Extracted data entries
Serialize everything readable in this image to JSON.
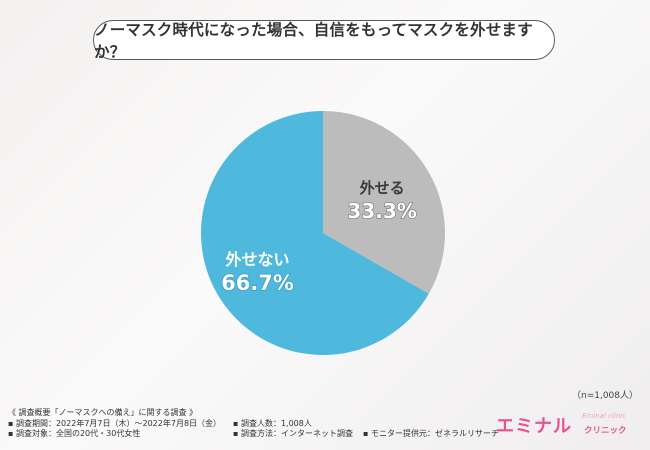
{
  "question": "ノーマスク時代になった場合、自信をもってマスクを外せますか？",
  "sample_size": "（n=1,008人）",
  "notes": {
    "heading": "《 調査概要「ノーマスクへの備え」に関する調査 》",
    "period": "▪ 調査期間：2022年7月7日（木）〜2022年7月8日（金）",
    "target": "▪ 調査対象：全国の20代・30代女性",
    "count": "▪ 調査人数：1,008人",
    "method": "▪ 調査方法：インターネット調査",
    "provider": "▪ モニター提供元：ゼネラルリサーチ"
  },
  "logo": {
    "main": "エミナル",
    "sub": "クリニック",
    "script": "Eminal clinic"
  },
  "chart_data": {
    "type": "pie",
    "title": "ノーマスク時代になった場合、自信をもってマスクを外せますか？",
    "slices": [
      {
        "label": "外せる",
        "value": 33.3,
        "display": "33.3%",
        "color": "#bcbcbc"
      },
      {
        "label": "外せない",
        "value": 66.7,
        "display": "66.7%",
        "color": "#4fb8dd"
      }
    ],
    "start_angle_deg": 0,
    "direction": "clockwise"
  }
}
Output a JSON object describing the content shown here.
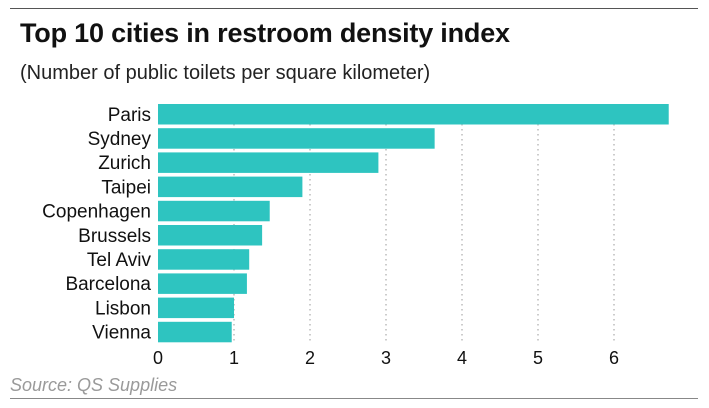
{
  "header": {
    "title": "Top 10 cities in restroom density index",
    "subtitle": "(Number of public toilets per square kilometer)"
  },
  "footer": {
    "source": "Source: QS Supplies"
  },
  "colors": {
    "bar": "#2ec4c0",
    "grid": "#9a9a9a",
    "text": "#111111"
  },
  "chart_data": {
    "type": "bar",
    "orientation": "horizontal",
    "categories": [
      "Paris",
      "Sydney",
      "Zurich",
      "Taipei",
      "Copenhagen",
      "Brussels",
      "Tel Aviv",
      "Barcelona",
      "Lisbon",
      "Vienna"
    ],
    "values": [
      6.72,
      3.64,
      2.9,
      1.9,
      1.47,
      1.37,
      1.2,
      1.17,
      1.0,
      0.97
    ],
    "xticks": [
      0,
      1,
      2,
      3,
      4,
      5,
      6
    ],
    "xlim": [
      0,
      7
    ],
    "grid": true,
    "legend": "none"
  }
}
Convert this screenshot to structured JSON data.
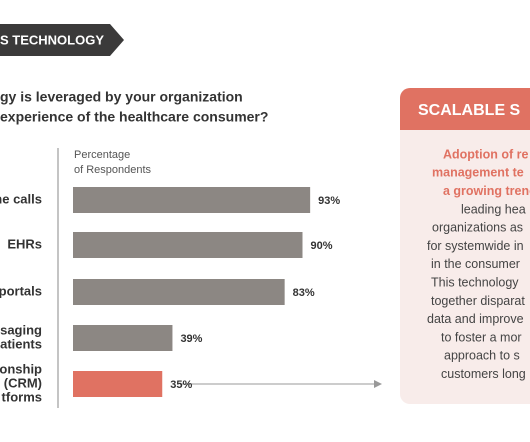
{
  "banner": "S TECHNOLOGY",
  "question": [
    "gy is leveraged by your organization",
    "experience of the healthcare consumer?"
  ],
  "chart_data": {
    "type": "hbar",
    "axis_label": [
      "Percentage",
      "of Respondents"
    ],
    "categories": [
      [
        "ne calls"
      ],
      [
        "EHRs"
      ],
      [
        "portals"
      ],
      [
        "saging",
        "atients"
      ],
      [
        "onship",
        "(CRM)",
        "tforms"
      ]
    ],
    "values": [
      93,
      90,
      83,
      39,
      35
    ],
    "value_labels": [
      "93%",
      "90%",
      "83%",
      "39%",
      "35%"
    ],
    "colors": [
      "#8c8783",
      "#8c8783",
      "#8c8783",
      "#8c8783",
      "#e07262"
    ],
    "xlim": [
      0,
      100
    ]
  },
  "panel": {
    "title": "SCALABLE S",
    "highlight": [
      "Adoption of re",
      "management te",
      "a growing trenc"
    ],
    "lines": [
      "leading hea",
      "organizations as",
      "for systemwide in",
      "in the consumer",
      "This technology",
      "together disparat",
      "data and improve",
      "to foster a mor",
      "approach to s",
      "customers long"
    ]
  }
}
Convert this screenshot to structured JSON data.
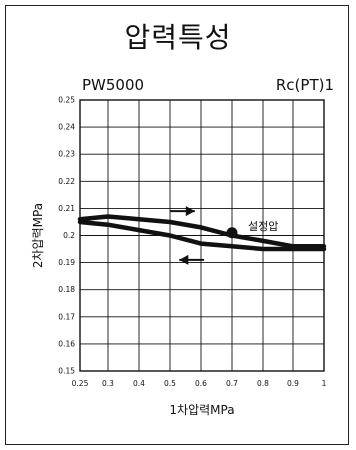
{
  "chart_data": {
    "type": "line",
    "title": "압력특성",
    "model": "PW5000",
    "port": "Rc(PT)1",
    "xlabel": "1차압력MPa",
    "ylabel": "2차압력MPa",
    "xlim": [
      0.25,
      1.0
    ],
    "ylim": [
      0.15,
      0.25
    ],
    "x_ticks": [
      "0.25",
      "0.3",
      "0.4",
      "0.5",
      "0.6",
      "0.7",
      "0.8",
      "0.9",
      "1"
    ],
    "y_ticks": [
      "0.25",
      "0.24",
      "0.23",
      "0.22",
      "0.21",
      "0.2",
      "0.19",
      "0.18",
      "0.17",
      "0.16",
      "0.15"
    ],
    "grid": true,
    "series": [
      {
        "x": [
          0.25,
          0.3,
          0.4,
          0.5,
          0.6,
          0.7,
          0.8,
          0.9,
          1.0
        ],
        "y": [
          0.206,
          0.207,
          0.206,
          0.205,
          0.203,
          0.2,
          0.198,
          0.196,
          0.196
        ]
      },
      {
        "x": [
          0.25,
          0.3,
          0.4,
          0.5,
          0.6,
          0.7,
          0.8,
          0.9,
          1.0
        ],
        "y": [
          0.205,
          0.204,
          0.202,
          0.2,
          0.197,
          0.196,
          0.195,
          0.195,
          0.195
        ]
      }
    ],
    "set_point": {
      "x": 0.7,
      "y": 0.201,
      "label": "설정압"
    },
    "arrows": [
      {
        "x_from": 0.5,
        "x_to": 0.58,
        "y": 0.209,
        "direction": "right"
      },
      {
        "x_from": 0.61,
        "x_to": 0.53,
        "y": 0.191,
        "direction": "left"
      }
    ]
  }
}
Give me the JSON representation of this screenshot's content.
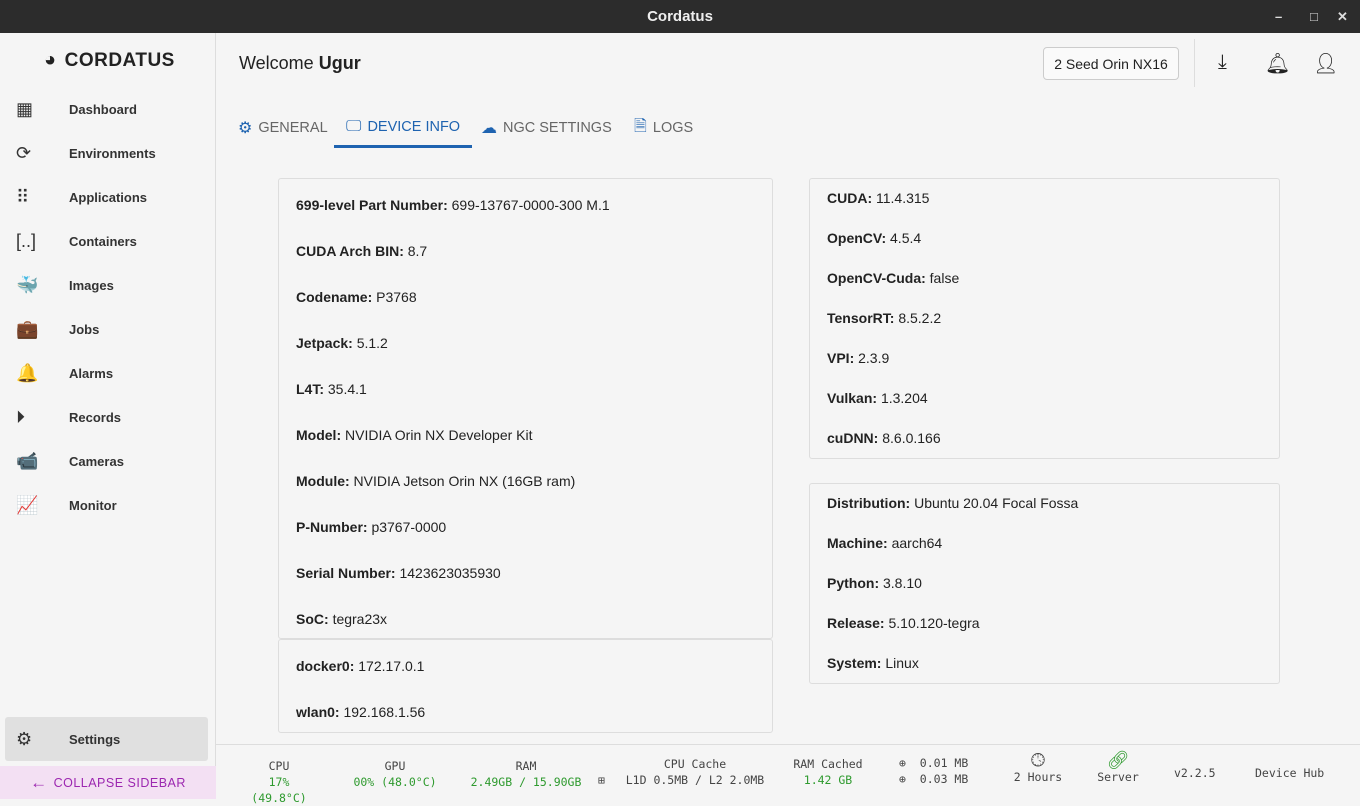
{
  "window": {
    "title": "Cordatus",
    "minimize": "–",
    "maximize": "□",
    "close": "✕"
  },
  "sidebar": {
    "logo": "CORDATUS",
    "items": [
      {
        "label": "Dashboard",
        "icon": "dashboard-icon",
        "glyph": "▦"
      },
      {
        "label": "Environments",
        "icon": "sync-icon",
        "glyph": "⟳"
      },
      {
        "label": "Applications",
        "icon": "apps-grid-icon",
        "glyph": "⠿"
      },
      {
        "label": "Containers",
        "icon": "container-brackets-icon",
        "glyph": "[..]"
      },
      {
        "label": "Images",
        "icon": "docker-whale-icon",
        "glyph": "🐳"
      },
      {
        "label": "Jobs",
        "icon": "briefcase-icon",
        "glyph": "💼"
      },
      {
        "label": "Alarms",
        "icon": "bell-icon",
        "glyph": "🔔"
      },
      {
        "label": "Records",
        "icon": "play-circle-icon",
        "glyph": "⏵"
      },
      {
        "label": "Cameras",
        "icon": "cctv-icon",
        "glyph": "📹"
      },
      {
        "label": "Monitor",
        "icon": "chart-line-icon",
        "glyph": "📈"
      }
    ],
    "settings": "Settings",
    "collapse": "COLLAPSE SIDEBAR"
  },
  "header": {
    "welcome": "Welcome",
    "user": "Ugur",
    "device": "2 Seed Orin NX16"
  },
  "tabs": [
    {
      "label": "GENERAL",
      "glyph": "⚙"
    },
    {
      "label": "DEVICE INFO",
      "glyph": "🖵"
    },
    {
      "label": "NGC SETTINGS",
      "glyph": "☁"
    },
    {
      "label": "LOGS",
      "glyph": "🗎"
    }
  ],
  "hardware": [
    {
      "k": "699-level Part Number:",
      "v": "699-13767-0000-300 M.1"
    },
    {
      "k": "CUDA Arch BIN:",
      "v": "8.7"
    },
    {
      "k": "Codename:",
      "v": "P3768"
    },
    {
      "k": "Jetpack:",
      "v": "5.1.2"
    },
    {
      "k": "L4T:",
      "v": "35.4.1"
    },
    {
      "k": "Model:",
      "v": "NVIDIA Orin NX Developer Kit"
    },
    {
      "k": "Module:",
      "v": "NVIDIA Jetson Orin NX (16GB ram)"
    },
    {
      "k": "P-Number:",
      "v": "p3767-0000"
    },
    {
      "k": "Serial Number:",
      "v": "1423623035930"
    },
    {
      "k": "SoC:",
      "v": "tegra23x"
    }
  ],
  "network": [
    {
      "k": "docker0:",
      "v": "172.17.0.1"
    },
    {
      "k": "wlan0:",
      "v": "192.168.1.56"
    }
  ],
  "libraries": [
    {
      "k": "CUDA:",
      "v": "11.4.315"
    },
    {
      "k": "OpenCV:",
      "v": "4.5.4"
    },
    {
      "k": "OpenCV-Cuda:",
      "v": "false"
    },
    {
      "k": "TensorRT:",
      "v": "8.5.2.2"
    },
    {
      "k": "VPI:",
      "v": "2.3.9"
    },
    {
      "k": "Vulkan:",
      "v": "1.3.204"
    },
    {
      "k": "cuDNN:",
      "v": "8.6.0.166"
    }
  ],
  "platform": [
    {
      "k": "Distribution:",
      "v": "Ubuntu 20.04 Focal Fossa"
    },
    {
      "k": "Machine:",
      "v": "aarch64"
    },
    {
      "k": "Python:",
      "v": "3.8.10"
    },
    {
      "k": "Release:",
      "v": "5.10.120-tegra"
    },
    {
      "k": "System:",
      "v": "Linux"
    }
  ],
  "footer": {
    "cpu_label": "CPU",
    "cpu": "17% (49.8°C)",
    "gpu_label": "GPU",
    "gpu": "00% (48.0°C)",
    "ram_label": "RAM",
    "ram": "2.49GB / 15.90GB",
    "cache_label": "CPU Cache",
    "cache": "L1D 0.5MB / L2 2.0MB",
    "ramc_label": "RAM Cached",
    "ramc": "1.42 GB",
    "down": "0.01 MB",
    "up": "0.03 MB",
    "uptime": "2 Hours",
    "server": "Server",
    "version": "v2.2.5",
    "hub": "Device Hub"
  },
  "colors": {
    "accent": "#1e63b0",
    "ok": "#2e9a2e",
    "collapse": "#9c27b0"
  }
}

» Set problem: Copy out every line in the listing where the word "JSON" appears.

» Solution to this problem:
Serialize everything readable in this image to JSON.
Output a JSON object describing the content shown here.
Convert this screenshot to structured JSON data.
Convert this screenshot to structured JSON data.
Give me the JSON representation of this screenshot's content.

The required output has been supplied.